## Records shown
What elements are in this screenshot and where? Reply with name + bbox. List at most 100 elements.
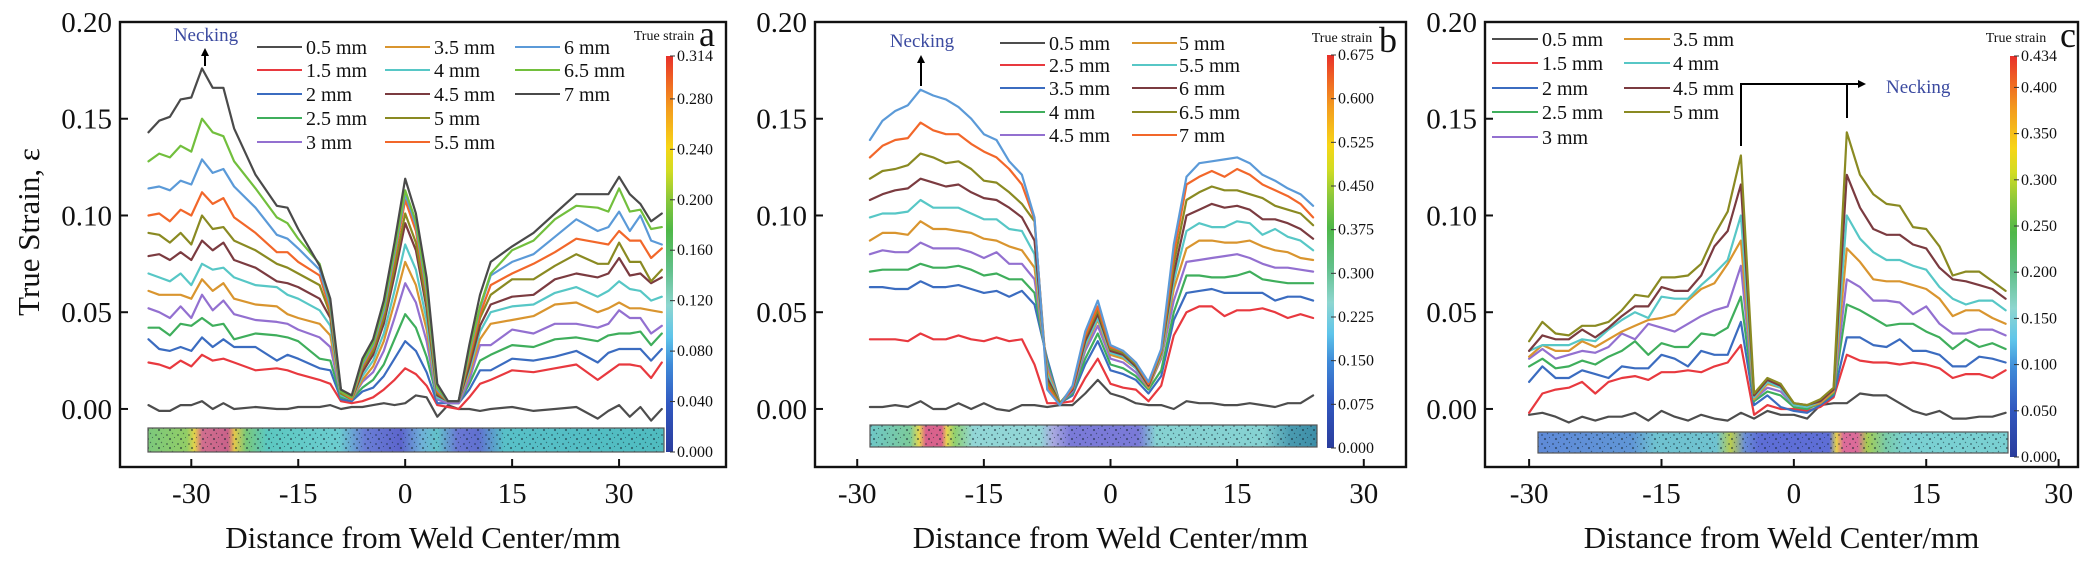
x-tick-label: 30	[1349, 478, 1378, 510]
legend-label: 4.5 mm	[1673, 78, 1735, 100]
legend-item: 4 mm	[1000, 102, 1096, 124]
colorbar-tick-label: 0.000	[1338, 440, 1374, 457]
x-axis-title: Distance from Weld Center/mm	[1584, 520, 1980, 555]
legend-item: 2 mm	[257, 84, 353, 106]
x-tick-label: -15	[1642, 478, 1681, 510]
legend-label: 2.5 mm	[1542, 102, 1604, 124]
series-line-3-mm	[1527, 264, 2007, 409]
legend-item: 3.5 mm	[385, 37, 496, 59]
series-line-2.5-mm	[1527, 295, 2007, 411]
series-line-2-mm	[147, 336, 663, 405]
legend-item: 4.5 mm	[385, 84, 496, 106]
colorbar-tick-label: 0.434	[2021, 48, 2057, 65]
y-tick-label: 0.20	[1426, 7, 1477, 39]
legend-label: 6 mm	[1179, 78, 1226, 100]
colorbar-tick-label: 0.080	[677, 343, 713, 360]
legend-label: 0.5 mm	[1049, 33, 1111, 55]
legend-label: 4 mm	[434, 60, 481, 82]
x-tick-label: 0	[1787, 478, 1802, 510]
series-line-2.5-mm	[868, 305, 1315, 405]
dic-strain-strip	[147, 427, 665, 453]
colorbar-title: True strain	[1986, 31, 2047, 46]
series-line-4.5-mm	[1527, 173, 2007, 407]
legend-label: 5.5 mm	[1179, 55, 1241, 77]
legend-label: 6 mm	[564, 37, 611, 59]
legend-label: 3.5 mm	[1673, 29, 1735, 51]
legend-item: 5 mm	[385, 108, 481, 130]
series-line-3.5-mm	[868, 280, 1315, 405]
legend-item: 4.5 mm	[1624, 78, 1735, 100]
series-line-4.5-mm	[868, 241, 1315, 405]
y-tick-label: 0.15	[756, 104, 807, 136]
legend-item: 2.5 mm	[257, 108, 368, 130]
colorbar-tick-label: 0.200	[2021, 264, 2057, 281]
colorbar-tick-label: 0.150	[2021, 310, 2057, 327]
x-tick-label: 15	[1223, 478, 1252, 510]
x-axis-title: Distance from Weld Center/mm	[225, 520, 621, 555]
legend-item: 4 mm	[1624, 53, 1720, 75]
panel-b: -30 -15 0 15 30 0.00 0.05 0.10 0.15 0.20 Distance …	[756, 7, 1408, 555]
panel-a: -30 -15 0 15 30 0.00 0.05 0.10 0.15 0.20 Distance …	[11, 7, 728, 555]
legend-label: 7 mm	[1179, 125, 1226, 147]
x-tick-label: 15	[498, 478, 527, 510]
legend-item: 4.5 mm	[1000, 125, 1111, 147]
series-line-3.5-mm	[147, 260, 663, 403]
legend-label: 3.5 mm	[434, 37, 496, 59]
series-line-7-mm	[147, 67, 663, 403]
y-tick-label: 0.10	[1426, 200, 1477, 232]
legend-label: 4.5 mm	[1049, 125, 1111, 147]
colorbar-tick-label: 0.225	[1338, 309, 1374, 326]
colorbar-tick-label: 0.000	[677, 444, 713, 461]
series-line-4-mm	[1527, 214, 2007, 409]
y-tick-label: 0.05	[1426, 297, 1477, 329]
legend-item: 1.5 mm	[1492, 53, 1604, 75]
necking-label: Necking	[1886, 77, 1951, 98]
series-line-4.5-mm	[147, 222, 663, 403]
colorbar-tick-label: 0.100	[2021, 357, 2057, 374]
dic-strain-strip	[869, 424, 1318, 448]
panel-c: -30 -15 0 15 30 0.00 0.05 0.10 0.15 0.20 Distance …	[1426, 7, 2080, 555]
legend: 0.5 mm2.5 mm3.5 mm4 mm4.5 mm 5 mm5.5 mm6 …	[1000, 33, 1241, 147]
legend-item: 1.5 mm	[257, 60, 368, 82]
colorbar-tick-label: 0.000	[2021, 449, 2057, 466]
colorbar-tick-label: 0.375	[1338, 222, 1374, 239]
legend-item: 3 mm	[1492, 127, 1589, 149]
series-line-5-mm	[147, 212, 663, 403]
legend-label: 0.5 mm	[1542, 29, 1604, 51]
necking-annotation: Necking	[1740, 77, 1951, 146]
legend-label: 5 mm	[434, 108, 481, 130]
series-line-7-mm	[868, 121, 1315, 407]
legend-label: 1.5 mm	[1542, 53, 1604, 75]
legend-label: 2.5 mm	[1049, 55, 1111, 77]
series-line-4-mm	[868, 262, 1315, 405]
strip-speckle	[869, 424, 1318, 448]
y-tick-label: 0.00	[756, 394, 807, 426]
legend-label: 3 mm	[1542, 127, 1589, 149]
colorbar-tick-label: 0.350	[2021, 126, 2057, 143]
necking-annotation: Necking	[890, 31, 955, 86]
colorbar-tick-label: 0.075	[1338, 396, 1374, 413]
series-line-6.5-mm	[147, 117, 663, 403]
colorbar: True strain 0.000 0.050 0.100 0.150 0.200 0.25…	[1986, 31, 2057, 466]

## Problem statement
Copy out every line of the material above that contains the word "Necking".

## Written response
necking-label: Necking	[1886, 77, 1951, 98]
necking-annotation: Necking	[1740, 77, 1951, 146]
necking-annotation: Necking	[890, 31, 955, 86]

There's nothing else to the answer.